Given request:
Transcribe the data that follows precisely, omitting nothing.

________________________________________

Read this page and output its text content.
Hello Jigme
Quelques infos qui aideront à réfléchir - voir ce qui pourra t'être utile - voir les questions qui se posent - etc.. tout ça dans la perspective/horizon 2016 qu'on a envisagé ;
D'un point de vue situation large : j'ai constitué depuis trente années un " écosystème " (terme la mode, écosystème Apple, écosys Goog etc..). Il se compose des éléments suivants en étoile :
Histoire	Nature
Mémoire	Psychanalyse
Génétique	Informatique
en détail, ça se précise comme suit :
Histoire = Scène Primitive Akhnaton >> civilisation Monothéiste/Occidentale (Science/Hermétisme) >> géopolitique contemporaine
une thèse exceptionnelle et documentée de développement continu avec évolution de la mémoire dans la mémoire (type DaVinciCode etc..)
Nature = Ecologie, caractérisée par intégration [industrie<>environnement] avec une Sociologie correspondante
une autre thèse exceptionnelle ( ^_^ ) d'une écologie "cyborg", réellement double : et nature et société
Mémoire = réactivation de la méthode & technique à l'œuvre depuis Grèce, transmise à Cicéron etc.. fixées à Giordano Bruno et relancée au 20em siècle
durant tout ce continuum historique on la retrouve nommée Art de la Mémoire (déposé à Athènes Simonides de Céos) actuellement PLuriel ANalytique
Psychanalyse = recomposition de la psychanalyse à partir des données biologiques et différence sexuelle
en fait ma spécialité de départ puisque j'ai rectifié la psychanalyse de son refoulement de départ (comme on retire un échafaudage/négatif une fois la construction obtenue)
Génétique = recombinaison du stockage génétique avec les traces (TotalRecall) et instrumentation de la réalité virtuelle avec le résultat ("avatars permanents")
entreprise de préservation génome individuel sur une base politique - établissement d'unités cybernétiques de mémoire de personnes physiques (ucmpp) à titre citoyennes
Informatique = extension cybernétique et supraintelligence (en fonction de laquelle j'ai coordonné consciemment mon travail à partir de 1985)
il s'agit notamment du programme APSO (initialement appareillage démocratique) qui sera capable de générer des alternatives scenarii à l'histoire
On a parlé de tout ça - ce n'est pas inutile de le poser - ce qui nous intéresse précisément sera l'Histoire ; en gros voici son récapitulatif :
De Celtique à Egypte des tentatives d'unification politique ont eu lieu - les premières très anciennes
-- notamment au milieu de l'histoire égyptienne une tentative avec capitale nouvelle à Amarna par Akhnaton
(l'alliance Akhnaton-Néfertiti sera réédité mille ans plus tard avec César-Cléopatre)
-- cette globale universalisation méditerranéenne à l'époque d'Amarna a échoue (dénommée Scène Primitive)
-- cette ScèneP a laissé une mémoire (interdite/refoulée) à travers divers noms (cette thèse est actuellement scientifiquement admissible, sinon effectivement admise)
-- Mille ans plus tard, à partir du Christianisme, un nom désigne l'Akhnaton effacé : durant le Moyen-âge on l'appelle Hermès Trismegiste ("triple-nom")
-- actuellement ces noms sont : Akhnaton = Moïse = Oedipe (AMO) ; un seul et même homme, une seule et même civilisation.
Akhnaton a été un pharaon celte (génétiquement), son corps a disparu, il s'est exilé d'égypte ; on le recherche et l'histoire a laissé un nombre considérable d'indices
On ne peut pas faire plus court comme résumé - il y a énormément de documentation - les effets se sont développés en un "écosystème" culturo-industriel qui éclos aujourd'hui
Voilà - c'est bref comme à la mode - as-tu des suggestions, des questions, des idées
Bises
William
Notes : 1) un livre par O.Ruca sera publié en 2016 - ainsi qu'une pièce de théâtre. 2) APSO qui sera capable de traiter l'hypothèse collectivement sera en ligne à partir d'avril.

________________________________________

Exercise solution:
Read this page and output its text content.
Hello Jigme
Quelques infos qui aideront à réfléchir - voir ce qui pourra t'être utile - voir les questions qui se posent - etc.. tout ça dans la perspective/horizon 2016 qu'on a envisagé ;
D'un point de vue situation large : j'ai constitué depuis trente années un " écosystème " (terme la mode, écosystème Apple, écosys Goog etc..). Il se compose des éléments suivants en étoile :
Histoire	Nature
Mémoire	Psychanalyse
Génétique	Informatique
en détail, ça se précise comme suit :
Histoire = Scène Primitive Akhnaton >> civilisation Monothéiste/Occidentale (Science/Hermétisme) >> géopolitique contemporaine
une thèse exceptionnelle et documentée de développement continu avec évolution de la mémoire dans la mémoire (type DaVinciCode etc..)
Nature = Ecologie, caractérisée par intégration [industrie<>environnement] avec une Sociologie correspondante
une autre thèse exceptionnelle ( ^_^ ) d'une écologie "cyborg", réellement double : et nature et société
Mémoire = réactivation de la méthode & technique à l'œuvre depuis Grèce, transmise à Cicéron etc.. fixées à Giordano Bruno et relancée au 20em siècle
durant tout ce continuum historique on la retrouve nommée Art de la Mémoire (déposé à Athènes Simonides de Céos) actuellement PLuriel ANalytique
Psychanalyse = recomposition de la psychanalyse à partir des données biologiques et différence sexuelle
en fait ma spécialité de départ puisque j'ai rectifié la psychanalyse de son refoulement de départ (comme on retire un échafaudage/négatif une fois la construction obtenue)
Génétique = recombinaison du stockage génétique avec les traces (TotalRecall) et instrumentation de la réalité virtuelle avec le résultat ("avatars permanents")
entreprise de préservation génome individuel sur une base politique - établissement d'unités cybernétiques de mémoire de personnes physiques (ucmpp) à titre citoyennes
Informatique = extension cybernétique et supraintelligence (en fonction de laquelle j'ai coordonné consciemment mon travail à partir de 1985)
il s'agit notamment du programme APSO (initialement appareillage démocratique) qui sera capable de générer des alternatives scenarii à l'histoire
On a parlé de tout ça - ce n'est pas inutile de le poser - ce qui nous intéresse précisément sera l'Histoire ; en gros voici son récapitulatif :
De Celtique à Egypte des tentatives d'unification politique ont eu lieu - les premières très anciennes
-- notamment au milieu de l'histoire égyptienne une tentative avec capitale nouvelle à Amarna par Akhnaton
(l'alliance Akhnaton-Néfertiti sera réédité mille ans plus tard avec César-Cléopatre)
-- cette globale universalisation méditerranéenne à l'époque d'Amarna a échoue (dénommée Scène Primitive)
-- cette ScèneP a laissé une mémoire (interdite/refoulée) à travers divers noms (cette thèse est actuellement scientifiquement admissible, sinon effectivement admise)
-- Mille ans plus tard, à partir du Christianisme, un nom désigne l'Akhnaton effacé : durant le Moyen-âge on l'appelle Hermès Trismegiste ("triple-nom")
-- actuellement ces noms sont : Akhnaton = Moïse = Oedipe (AMO) ; un seul et même homme, une seule et même civilisation.
Akhnaton a été un pharaon celte (génétiquement), son corps a disparu, il s'est exilé d'égypte ; on le recherche et l'histoire a laissé un nombre considérable d'indices
On ne peut pas faire plus court comme résumé - il y a énormément de documentation - les effets se sont développés en un "écosystème" culturo-industriel qui éclos aujourd'hui
Voilà - c'est bref comme à la mode - as-tu des suggestions, des questions, des idées
Bises
William
Notes : 1) un livre par O.Ruca sera publié en 2016 - ainsi qu'une pièce de théâtre. 2) APSO qui sera capable de traiter l'hypothèse collectivement sera en ligne à partir d'avril.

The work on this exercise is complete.